*Exercise requirements*: Sort through the data and copy the lines holding the word "Incoming".

═══ Source data

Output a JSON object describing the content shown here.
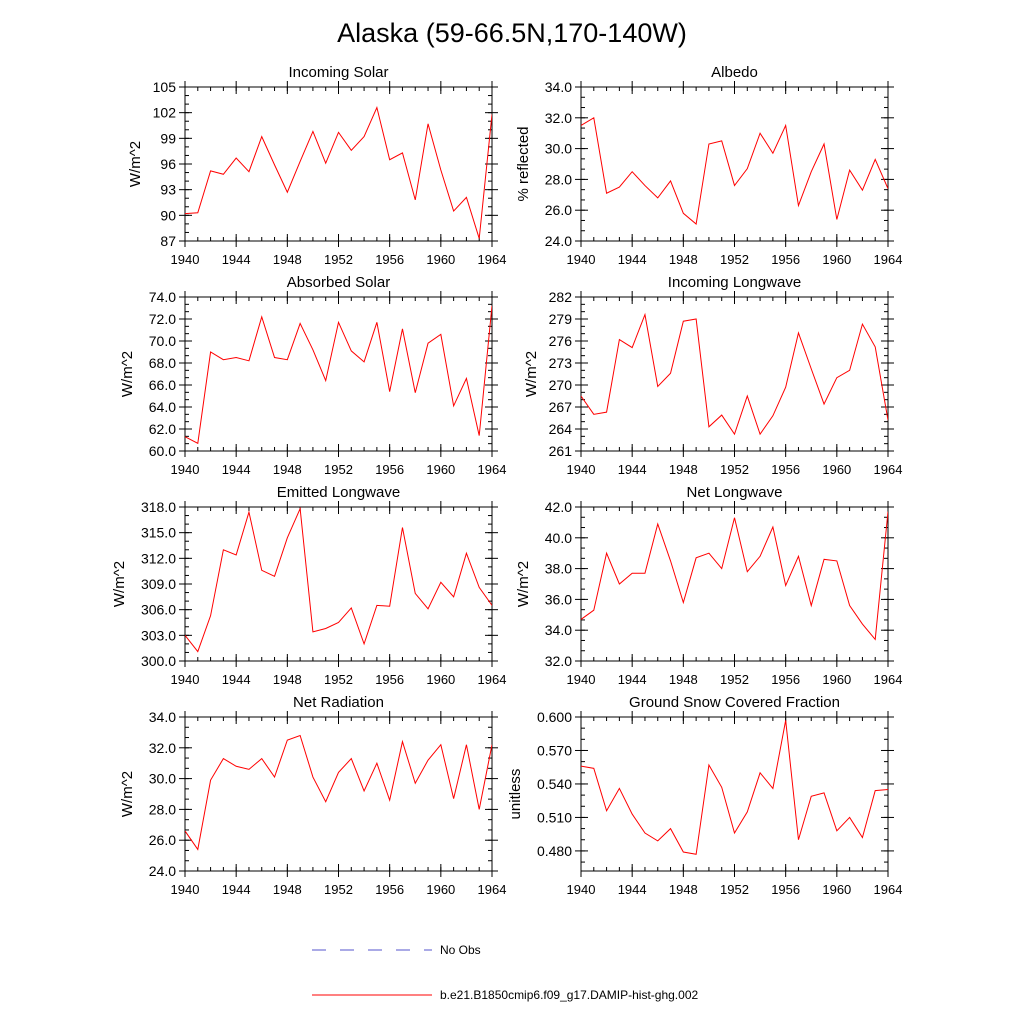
{
  "title": "Alaska (59-66.5N,170-140W)",
  "legend": {
    "obs_label": "No Obs",
    "obs_color": "#5555cc",
    "model_label": "b.e21.B1850cmip6.f09_g17.DAMIP-hist-ghg.002",
    "model_color": "#ff0000"
  },
  "chart_data": [
    {
      "type": "line",
      "title": "Incoming Solar",
      "xlabel": "",
      "ylabel": "W/m^2",
      "xlim": [
        1940,
        1964
      ],
      "ylim": [
        87,
        105
      ],
      "x_ticks": [
        "1940",
        "1944",
        "1948",
        "1952",
        "1956",
        "1960",
        "1964"
      ],
      "y_ticks": [
        "87",
        "90",
        "93",
        "96",
        "99",
        "102",
        "105"
      ],
      "x": [
        1940,
        1941,
        1942,
        1943,
        1944,
        1945,
        1946,
        1947,
        1948,
        1949,
        1950,
        1951,
        1952,
        1953,
        1954,
        1955,
        1956,
        1957,
        1958,
        1959,
        1960,
        1961,
        1962,
        1963,
        1964
      ],
      "series": [
        {
          "values": [
            90.2,
            90.3,
            95.2,
            94.8,
            96.7,
            95.1,
            99.2,
            95.9,
            92.7,
            96.3,
            99.8,
            96.1,
            99.7,
            97.6,
            99.2,
            102.6,
            96.5,
            97.3,
            91.8,
            100.7,
            95.3,
            90.5,
            92.1,
            87.3,
            101.8
          ]
        }
      ]
    },
    {
      "type": "line",
      "title": "Albedo",
      "xlabel": "",
      "ylabel": "% reflected",
      "xlim": [
        1940,
        1964
      ],
      "ylim": [
        24.0,
        34.0
      ],
      "x_ticks": [
        "1940",
        "1944",
        "1948",
        "1952",
        "1956",
        "1960",
        "1964"
      ],
      "y_ticks": [
        "24.0",
        "26.0",
        "28.0",
        "30.0",
        "32.0",
        "34.0"
      ],
      "x": [
        1940,
        1941,
        1942,
        1943,
        1944,
        1945,
        1946,
        1947,
        1948,
        1949,
        1950,
        1951,
        1952,
        1953,
        1954,
        1955,
        1956,
        1957,
        1958,
        1959,
        1960,
        1961,
        1962,
        1963,
        1964
      ],
      "series": [
        {
          "values": [
            31.5,
            32.0,
            27.1,
            27.5,
            28.5,
            27.6,
            26.8,
            27.9,
            25.8,
            25.1,
            30.3,
            30.5,
            27.6,
            28.7,
            31.0,
            29.7,
            31.5,
            26.3,
            28.5,
            30.3,
            25.4,
            28.6,
            27.3,
            29.3,
            27.4
          ]
        }
      ]
    },
    {
      "type": "line",
      "title": "Absorbed Solar",
      "xlabel": "",
      "ylabel": "W/m^2",
      "xlim": [
        1940,
        1964
      ],
      "ylim": [
        60.0,
        74.0
      ],
      "x_ticks": [
        "1940",
        "1944",
        "1948",
        "1952",
        "1956",
        "1960",
        "1964"
      ],
      "y_ticks": [
        "60.0",
        "62.0",
        "64.0",
        "66.0",
        "68.0",
        "70.0",
        "72.0",
        "74.0"
      ],
      "x": [
        1940,
        1941,
        1942,
        1943,
        1944,
        1945,
        1946,
        1947,
        1948,
        1949,
        1950,
        1951,
        1952,
        1953,
        1954,
        1955,
        1956,
        1957,
        1958,
        1959,
        1960,
        1961,
        1962,
        1963,
        1964
      ],
      "series": [
        {
          "values": [
            61.3,
            60.7,
            69.0,
            68.3,
            68.5,
            68.2,
            72.2,
            68.5,
            68.3,
            71.6,
            69.2,
            66.4,
            71.7,
            69.1,
            68.1,
            71.7,
            65.4,
            71.1,
            65.3,
            69.8,
            70.6,
            64.1,
            66.6,
            61.4,
            73.2
          ]
        }
      ]
    },
    {
      "type": "line",
      "title": "Incoming Longwave",
      "xlabel": "",
      "ylabel": "W/m^2",
      "xlim": [
        1940,
        1964
      ],
      "ylim": [
        261,
        282
      ],
      "x_ticks": [
        "1940",
        "1944",
        "1948",
        "1952",
        "1956",
        "1960",
        "1964"
      ],
      "y_ticks": [
        "261",
        "264",
        "267",
        "270",
        "273",
        "276",
        "279",
        "282"
      ],
      "x": [
        1940,
        1941,
        1942,
        1943,
        1944,
        1945,
        1946,
        1947,
        1948,
        1949,
        1950,
        1951,
        1952,
        1953,
        1954,
        1955,
        1956,
        1957,
        1958,
        1959,
        1960,
        1961,
        1962,
        1963,
        1964
      ],
      "series": [
        {
          "values": [
            268.5,
            266.0,
            266.3,
            276.2,
            275.1,
            279.6,
            269.8,
            271.6,
            278.7,
            279.0,
            264.3,
            265.9,
            263.3,
            268.5,
            263.3,
            265.8,
            269.7,
            277.1,
            272.2,
            267.4,
            271.0,
            272.0,
            278.3,
            275.2,
            265.2
          ]
        }
      ]
    },
    {
      "type": "line",
      "title": "Emitted Longwave",
      "xlabel": "",
      "ylabel": "W/m^2",
      "xlim": [
        1940,
        1964
      ],
      "ylim": [
        300.0,
        318.0
      ],
      "x_ticks": [
        "1940",
        "1944",
        "1948",
        "1952",
        "1956",
        "1960",
        "1964"
      ],
      "y_ticks": [
        "300.0",
        "303.0",
        "306.0",
        "309.0",
        "312.0",
        "315.0",
        "318.0"
      ],
      "x": [
        1940,
        1941,
        1942,
        1943,
        1944,
        1945,
        1946,
        1947,
        1948,
        1949,
        1950,
        1951,
        1952,
        1953,
        1954,
        1955,
        1956,
        1957,
        1958,
        1959,
        1960,
        1961,
        1962,
        1963,
        1964
      ],
      "series": [
        {
          "values": [
            303.0,
            301.1,
            305.3,
            313.0,
            312.4,
            317.4,
            310.6,
            309.9,
            314.4,
            317.8,
            303.4,
            303.8,
            304.5,
            306.2,
            302.0,
            306.5,
            306.4,
            315.6,
            307.9,
            306.1,
            309.2,
            307.5,
            312.6,
            308.6,
            306.5
          ]
        }
      ]
    },
    {
      "type": "line",
      "title": "Net Longwave",
      "xlabel": "",
      "ylabel": "W/m^2",
      "xlim": [
        1940,
        1964
      ],
      "ylim": [
        32.0,
        42.0
      ],
      "x_ticks": [
        "1940",
        "1944",
        "1948",
        "1952",
        "1956",
        "1960",
        "1964"
      ],
      "y_ticks": [
        "32.0",
        "34.0",
        "36.0",
        "38.0",
        "40.0",
        "42.0"
      ],
      "x": [
        1940,
        1941,
        1942,
        1943,
        1944,
        1945,
        1946,
        1947,
        1948,
        1949,
        1950,
        1951,
        1952,
        1953,
        1954,
        1955,
        1956,
        1957,
        1958,
        1959,
        1960,
        1961,
        1962,
        1963,
        1964
      ],
      "series": [
        {
          "values": [
            34.7,
            35.3,
            39.0,
            37.0,
            37.7,
            37.7,
            40.9,
            38.5,
            35.8,
            38.7,
            39.0,
            38.0,
            41.3,
            37.8,
            38.8,
            40.7,
            36.9,
            38.8,
            35.6,
            38.6,
            38.5,
            35.6,
            34.4,
            33.4,
            41.7
          ]
        }
      ]
    },
    {
      "type": "line",
      "title": "Net Radiation",
      "xlabel": "",
      "ylabel": "W/m^2",
      "xlim": [
        1940,
        1964
      ],
      "ylim": [
        24.0,
        34.0
      ],
      "x_ticks": [
        "1940",
        "1944",
        "1948",
        "1952",
        "1956",
        "1960",
        "1964"
      ],
      "y_ticks": [
        "24.0",
        "26.0",
        "28.0",
        "30.0",
        "32.0",
        "34.0"
      ],
      "x": [
        1940,
        1941,
        1942,
        1943,
        1944,
        1945,
        1946,
        1947,
        1948,
        1949,
        1950,
        1951,
        1952,
        1953,
        1954,
        1955,
        1956,
        1957,
        1958,
        1959,
        1960,
        1961,
        1962,
        1963,
        1964
      ],
      "series": [
        {
          "values": [
            26.6,
            25.4,
            29.9,
            31.3,
            30.8,
            30.6,
            31.3,
            30.1,
            32.5,
            32.8,
            30.1,
            28.5,
            30.4,
            31.3,
            29.2,
            31.0,
            28.6,
            32.4,
            29.7,
            31.2,
            32.2,
            28.7,
            32.2,
            28.0,
            32.2
          ]
        }
      ]
    },
    {
      "type": "line",
      "title": "Ground Snow Covered Fraction",
      "xlabel": "",
      "ylabel": "unitless",
      "xlim": [
        1940,
        1964
      ],
      "ylim": [
        0.462,
        0.6
      ],
      "x_ticks": [
        "1940",
        "1944",
        "1948",
        "1952",
        "1956",
        "1960",
        "1964"
      ],
      "y_ticks": [
        "0.480",
        "0.510",
        "0.540",
        "0.570",
        "0.600"
      ],
      "x": [
        1940,
        1941,
        1942,
        1943,
        1944,
        1945,
        1946,
        1947,
        1948,
        1949,
        1950,
        1951,
        1952,
        1953,
        1954,
        1955,
        1956,
        1957,
        1958,
        1959,
        1960,
        1961,
        1962,
        1963,
        1964
      ],
      "series": [
        {
          "values": [
            0.556,
            0.554,
            0.516,
            0.536,
            0.513,
            0.496,
            0.489,
            0.5,
            0.479,
            0.477,
            0.557,
            0.537,
            0.496,
            0.515,
            0.55,
            0.536,
            0.597,
            0.49,
            0.529,
            0.532,
            0.498,
            0.51,
            0.492,
            0.534,
            0.535
          ]
        }
      ]
    }
  ]
}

══════

*Response below*:
      "title": "Incoming Solar",
      "title": "Incoming Longwave",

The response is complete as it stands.